Records from a collection of figures:
****************************************
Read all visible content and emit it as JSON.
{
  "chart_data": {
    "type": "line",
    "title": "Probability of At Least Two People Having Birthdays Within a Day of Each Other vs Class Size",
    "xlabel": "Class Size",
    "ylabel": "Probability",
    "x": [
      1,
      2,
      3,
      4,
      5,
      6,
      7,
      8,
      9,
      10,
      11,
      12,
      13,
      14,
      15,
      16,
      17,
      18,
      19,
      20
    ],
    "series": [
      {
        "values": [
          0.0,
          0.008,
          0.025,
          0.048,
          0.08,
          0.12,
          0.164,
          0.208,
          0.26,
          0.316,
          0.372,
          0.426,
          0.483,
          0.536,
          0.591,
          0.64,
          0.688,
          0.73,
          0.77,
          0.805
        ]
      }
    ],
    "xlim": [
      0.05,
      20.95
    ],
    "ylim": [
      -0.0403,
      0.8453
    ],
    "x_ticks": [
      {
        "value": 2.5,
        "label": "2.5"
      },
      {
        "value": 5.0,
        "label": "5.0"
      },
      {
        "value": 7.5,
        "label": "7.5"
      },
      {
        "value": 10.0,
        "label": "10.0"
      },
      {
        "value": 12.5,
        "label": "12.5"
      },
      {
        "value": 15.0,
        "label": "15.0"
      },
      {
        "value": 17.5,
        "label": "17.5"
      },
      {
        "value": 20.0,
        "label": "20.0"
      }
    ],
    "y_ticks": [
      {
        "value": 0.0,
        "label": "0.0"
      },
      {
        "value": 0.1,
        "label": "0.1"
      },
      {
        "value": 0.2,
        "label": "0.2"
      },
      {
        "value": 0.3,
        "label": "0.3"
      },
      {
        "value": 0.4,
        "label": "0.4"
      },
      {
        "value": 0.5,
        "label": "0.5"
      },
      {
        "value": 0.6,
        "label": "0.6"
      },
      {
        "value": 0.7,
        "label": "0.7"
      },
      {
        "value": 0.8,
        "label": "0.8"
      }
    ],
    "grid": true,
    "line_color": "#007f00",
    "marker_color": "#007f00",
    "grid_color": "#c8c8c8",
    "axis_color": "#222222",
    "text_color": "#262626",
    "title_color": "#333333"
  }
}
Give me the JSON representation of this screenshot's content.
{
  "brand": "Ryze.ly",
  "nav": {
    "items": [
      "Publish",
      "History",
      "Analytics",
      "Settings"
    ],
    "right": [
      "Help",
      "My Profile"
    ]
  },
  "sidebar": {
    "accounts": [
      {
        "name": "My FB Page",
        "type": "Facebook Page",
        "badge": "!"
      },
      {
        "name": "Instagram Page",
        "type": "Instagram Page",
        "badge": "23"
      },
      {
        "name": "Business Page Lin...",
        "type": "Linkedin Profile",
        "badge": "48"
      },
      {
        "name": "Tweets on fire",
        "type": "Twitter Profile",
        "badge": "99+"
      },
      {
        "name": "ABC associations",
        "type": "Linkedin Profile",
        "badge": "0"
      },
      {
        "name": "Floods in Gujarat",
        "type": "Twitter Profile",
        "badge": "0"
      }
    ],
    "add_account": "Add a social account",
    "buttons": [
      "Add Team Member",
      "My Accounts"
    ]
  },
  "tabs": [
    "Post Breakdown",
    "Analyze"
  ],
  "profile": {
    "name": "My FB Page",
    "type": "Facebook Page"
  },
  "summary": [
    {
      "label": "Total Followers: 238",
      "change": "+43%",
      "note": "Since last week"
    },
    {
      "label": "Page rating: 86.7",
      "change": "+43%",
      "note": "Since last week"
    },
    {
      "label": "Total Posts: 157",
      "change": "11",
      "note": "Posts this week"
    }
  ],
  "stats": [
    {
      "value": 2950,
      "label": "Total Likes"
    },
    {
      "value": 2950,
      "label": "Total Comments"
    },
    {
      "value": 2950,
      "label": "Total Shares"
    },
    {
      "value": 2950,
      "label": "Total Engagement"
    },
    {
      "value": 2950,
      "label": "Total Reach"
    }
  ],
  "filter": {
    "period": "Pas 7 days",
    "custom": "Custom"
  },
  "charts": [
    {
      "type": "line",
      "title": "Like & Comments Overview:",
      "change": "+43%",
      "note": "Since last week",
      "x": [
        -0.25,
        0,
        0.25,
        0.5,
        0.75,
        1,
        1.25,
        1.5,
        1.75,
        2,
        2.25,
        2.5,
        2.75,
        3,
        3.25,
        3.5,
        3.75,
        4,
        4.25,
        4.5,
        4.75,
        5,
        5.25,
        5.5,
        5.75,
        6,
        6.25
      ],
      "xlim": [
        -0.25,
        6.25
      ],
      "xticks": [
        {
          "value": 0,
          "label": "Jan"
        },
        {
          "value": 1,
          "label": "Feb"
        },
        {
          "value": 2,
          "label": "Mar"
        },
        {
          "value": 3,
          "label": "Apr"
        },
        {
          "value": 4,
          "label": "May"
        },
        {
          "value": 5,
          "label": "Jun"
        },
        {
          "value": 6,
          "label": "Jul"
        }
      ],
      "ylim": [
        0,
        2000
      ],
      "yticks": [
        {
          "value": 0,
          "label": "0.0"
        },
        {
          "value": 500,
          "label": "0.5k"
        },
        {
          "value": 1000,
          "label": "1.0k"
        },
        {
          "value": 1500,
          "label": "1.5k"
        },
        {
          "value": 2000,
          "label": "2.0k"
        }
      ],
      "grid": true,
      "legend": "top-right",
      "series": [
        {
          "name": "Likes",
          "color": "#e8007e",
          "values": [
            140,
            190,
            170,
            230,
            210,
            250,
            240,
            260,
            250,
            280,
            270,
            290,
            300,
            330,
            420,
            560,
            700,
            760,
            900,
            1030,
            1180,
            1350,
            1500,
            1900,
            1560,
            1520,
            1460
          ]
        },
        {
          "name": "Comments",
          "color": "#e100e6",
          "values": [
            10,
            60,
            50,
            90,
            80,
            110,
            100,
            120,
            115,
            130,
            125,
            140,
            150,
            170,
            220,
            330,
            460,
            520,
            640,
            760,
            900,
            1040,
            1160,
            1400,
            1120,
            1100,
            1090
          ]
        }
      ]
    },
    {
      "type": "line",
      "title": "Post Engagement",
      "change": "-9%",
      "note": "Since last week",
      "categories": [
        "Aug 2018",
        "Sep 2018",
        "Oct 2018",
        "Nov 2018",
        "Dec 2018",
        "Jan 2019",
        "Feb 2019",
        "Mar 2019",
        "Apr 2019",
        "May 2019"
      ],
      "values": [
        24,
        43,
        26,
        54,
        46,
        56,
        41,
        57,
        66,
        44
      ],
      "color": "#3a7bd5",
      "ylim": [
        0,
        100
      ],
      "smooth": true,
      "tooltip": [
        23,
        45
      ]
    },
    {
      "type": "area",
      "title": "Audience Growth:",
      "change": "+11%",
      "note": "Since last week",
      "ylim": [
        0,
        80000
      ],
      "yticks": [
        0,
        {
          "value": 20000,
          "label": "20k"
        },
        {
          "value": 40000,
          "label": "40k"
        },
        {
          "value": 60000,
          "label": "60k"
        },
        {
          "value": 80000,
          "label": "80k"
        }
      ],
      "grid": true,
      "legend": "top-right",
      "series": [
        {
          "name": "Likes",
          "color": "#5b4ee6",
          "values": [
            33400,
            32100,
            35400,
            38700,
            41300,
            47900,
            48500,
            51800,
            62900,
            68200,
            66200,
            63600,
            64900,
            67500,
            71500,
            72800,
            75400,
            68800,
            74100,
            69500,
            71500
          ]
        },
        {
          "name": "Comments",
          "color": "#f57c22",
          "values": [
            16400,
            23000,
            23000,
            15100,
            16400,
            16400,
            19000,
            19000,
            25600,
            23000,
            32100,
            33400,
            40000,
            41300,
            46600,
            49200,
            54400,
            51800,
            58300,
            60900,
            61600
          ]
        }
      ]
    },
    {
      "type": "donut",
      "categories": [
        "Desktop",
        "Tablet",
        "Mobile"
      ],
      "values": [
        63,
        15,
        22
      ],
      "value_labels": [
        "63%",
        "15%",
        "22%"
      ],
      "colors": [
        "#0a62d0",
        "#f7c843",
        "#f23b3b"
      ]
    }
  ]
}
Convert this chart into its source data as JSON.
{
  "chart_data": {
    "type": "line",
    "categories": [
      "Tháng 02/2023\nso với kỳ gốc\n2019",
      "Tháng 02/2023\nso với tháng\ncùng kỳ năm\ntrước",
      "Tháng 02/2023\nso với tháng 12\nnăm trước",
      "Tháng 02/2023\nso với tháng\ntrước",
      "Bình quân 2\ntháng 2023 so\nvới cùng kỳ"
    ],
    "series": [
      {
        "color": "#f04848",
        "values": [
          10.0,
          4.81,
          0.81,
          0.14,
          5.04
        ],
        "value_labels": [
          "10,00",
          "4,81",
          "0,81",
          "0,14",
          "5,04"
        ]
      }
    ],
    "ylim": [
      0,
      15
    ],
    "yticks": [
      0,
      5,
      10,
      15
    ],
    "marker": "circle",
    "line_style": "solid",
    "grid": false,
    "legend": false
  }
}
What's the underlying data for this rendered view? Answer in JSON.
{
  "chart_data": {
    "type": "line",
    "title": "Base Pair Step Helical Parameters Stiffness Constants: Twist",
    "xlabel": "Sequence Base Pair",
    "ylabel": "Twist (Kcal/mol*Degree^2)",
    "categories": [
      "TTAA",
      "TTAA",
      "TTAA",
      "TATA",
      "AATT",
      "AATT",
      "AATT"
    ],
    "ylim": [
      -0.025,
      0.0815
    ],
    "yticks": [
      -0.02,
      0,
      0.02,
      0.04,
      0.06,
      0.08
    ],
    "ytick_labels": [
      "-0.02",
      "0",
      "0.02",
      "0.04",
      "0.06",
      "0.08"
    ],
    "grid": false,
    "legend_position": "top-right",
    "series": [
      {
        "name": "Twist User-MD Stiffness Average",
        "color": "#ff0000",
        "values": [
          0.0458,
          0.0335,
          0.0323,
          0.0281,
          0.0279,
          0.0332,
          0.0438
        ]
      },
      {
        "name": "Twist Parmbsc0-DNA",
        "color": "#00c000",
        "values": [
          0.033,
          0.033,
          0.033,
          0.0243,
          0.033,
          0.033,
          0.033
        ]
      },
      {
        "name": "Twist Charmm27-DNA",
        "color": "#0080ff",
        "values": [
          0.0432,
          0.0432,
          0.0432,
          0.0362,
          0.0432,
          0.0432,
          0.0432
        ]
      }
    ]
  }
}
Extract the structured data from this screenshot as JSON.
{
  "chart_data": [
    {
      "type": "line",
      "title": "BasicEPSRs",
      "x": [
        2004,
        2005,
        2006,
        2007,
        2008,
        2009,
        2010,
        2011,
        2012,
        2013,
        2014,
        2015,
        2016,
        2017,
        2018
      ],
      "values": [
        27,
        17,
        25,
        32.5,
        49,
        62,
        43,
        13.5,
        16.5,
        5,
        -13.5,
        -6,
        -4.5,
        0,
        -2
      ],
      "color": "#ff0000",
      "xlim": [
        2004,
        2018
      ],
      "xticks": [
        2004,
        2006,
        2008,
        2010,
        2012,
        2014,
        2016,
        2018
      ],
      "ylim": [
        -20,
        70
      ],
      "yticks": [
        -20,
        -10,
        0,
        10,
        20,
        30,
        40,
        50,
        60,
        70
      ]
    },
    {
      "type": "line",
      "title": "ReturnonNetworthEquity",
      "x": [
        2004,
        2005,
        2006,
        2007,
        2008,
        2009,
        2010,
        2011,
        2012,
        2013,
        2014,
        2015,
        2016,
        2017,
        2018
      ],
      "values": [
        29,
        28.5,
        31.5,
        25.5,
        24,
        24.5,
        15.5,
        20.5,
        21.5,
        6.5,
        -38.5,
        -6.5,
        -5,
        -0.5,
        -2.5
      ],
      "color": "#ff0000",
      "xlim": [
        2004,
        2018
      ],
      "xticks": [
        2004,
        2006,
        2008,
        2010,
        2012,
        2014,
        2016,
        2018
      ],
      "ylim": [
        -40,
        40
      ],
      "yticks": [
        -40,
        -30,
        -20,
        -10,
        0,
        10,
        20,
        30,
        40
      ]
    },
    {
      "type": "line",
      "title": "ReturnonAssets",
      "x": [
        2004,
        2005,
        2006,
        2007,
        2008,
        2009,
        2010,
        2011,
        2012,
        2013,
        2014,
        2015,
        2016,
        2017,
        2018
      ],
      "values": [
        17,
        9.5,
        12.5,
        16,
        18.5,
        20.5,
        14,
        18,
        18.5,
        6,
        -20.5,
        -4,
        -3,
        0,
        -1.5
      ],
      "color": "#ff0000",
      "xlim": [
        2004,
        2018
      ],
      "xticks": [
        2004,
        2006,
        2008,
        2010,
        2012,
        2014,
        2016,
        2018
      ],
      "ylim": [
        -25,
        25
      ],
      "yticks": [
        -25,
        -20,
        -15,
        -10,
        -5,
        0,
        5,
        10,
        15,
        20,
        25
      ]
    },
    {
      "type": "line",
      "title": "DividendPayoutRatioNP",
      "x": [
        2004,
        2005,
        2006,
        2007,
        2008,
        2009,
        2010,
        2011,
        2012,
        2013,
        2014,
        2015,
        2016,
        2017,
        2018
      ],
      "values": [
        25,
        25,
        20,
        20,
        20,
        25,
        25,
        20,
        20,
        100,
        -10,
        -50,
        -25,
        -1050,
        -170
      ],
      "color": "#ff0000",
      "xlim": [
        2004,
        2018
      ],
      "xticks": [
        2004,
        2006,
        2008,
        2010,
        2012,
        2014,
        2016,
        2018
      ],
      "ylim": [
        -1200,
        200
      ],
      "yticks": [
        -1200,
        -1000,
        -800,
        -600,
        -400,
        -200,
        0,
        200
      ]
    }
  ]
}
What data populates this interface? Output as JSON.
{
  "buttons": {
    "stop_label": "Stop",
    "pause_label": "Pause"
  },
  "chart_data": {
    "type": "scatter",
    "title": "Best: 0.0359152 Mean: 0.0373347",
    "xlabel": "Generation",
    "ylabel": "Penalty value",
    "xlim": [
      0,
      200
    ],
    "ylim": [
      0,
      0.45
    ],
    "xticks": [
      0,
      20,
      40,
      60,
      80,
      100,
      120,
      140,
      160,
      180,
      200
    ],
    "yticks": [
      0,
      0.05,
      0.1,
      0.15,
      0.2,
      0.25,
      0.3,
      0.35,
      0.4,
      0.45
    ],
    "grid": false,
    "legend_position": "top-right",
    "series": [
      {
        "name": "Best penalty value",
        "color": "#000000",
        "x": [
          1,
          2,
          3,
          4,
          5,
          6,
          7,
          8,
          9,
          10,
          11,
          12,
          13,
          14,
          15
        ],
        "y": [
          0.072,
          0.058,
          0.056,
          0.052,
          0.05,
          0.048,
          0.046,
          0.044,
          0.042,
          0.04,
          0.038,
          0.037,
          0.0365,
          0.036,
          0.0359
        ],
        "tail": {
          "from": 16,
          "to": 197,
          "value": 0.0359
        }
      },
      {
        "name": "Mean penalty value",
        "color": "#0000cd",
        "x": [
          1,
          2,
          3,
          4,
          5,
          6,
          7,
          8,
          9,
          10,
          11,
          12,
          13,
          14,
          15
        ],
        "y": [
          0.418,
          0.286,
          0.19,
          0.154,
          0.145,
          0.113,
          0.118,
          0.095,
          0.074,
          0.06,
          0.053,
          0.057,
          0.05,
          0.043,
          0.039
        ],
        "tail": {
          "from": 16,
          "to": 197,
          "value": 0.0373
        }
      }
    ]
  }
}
****************************************
DO THIS:
Make a list of all lines in the data that contain "Mean".

TASK SOLUTION:
    "title": "Best: 0.0359152 Mean: 0.0373347",
        "name": "Mean penalty value",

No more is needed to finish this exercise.